start Given entries

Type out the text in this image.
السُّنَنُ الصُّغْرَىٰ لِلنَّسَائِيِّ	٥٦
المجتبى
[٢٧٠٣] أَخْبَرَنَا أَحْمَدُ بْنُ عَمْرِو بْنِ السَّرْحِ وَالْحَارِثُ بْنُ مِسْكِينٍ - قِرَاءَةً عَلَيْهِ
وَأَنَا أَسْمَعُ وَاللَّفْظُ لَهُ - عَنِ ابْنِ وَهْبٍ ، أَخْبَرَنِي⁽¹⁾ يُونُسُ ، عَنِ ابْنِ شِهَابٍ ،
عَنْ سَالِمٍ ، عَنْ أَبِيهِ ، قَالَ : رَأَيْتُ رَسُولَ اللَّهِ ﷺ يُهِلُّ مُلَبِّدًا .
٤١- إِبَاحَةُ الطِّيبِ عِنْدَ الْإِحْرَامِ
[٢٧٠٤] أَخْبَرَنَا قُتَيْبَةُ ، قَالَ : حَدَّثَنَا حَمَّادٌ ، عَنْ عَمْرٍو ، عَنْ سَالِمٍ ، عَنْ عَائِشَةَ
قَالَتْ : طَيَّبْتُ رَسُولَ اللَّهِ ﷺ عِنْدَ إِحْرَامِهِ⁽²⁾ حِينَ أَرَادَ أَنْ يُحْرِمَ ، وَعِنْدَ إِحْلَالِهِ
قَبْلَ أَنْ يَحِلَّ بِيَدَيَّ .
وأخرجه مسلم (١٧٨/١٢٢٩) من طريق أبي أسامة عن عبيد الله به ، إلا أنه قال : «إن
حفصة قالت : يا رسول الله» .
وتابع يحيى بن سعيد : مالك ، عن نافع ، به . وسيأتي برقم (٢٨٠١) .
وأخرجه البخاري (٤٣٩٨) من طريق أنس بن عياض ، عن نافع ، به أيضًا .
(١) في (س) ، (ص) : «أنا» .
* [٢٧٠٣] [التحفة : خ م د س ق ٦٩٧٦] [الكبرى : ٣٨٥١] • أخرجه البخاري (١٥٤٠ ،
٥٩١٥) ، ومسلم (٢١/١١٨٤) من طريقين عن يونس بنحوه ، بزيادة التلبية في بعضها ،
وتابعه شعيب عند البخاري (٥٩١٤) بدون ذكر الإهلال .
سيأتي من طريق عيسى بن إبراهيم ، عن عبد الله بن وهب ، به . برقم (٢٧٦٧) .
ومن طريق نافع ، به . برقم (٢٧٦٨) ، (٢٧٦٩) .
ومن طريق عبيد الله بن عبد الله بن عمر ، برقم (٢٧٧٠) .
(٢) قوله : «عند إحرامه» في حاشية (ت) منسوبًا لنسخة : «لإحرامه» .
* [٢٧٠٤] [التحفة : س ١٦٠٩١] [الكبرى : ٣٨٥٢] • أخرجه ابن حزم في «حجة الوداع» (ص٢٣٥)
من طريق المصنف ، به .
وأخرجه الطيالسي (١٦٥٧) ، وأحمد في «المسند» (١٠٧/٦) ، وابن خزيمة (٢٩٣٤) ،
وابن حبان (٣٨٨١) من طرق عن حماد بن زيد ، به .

end Given entries

(Job)
Tally the lines above that contain the word "وابن", and reply with only the number.

(Response for this exercise)
2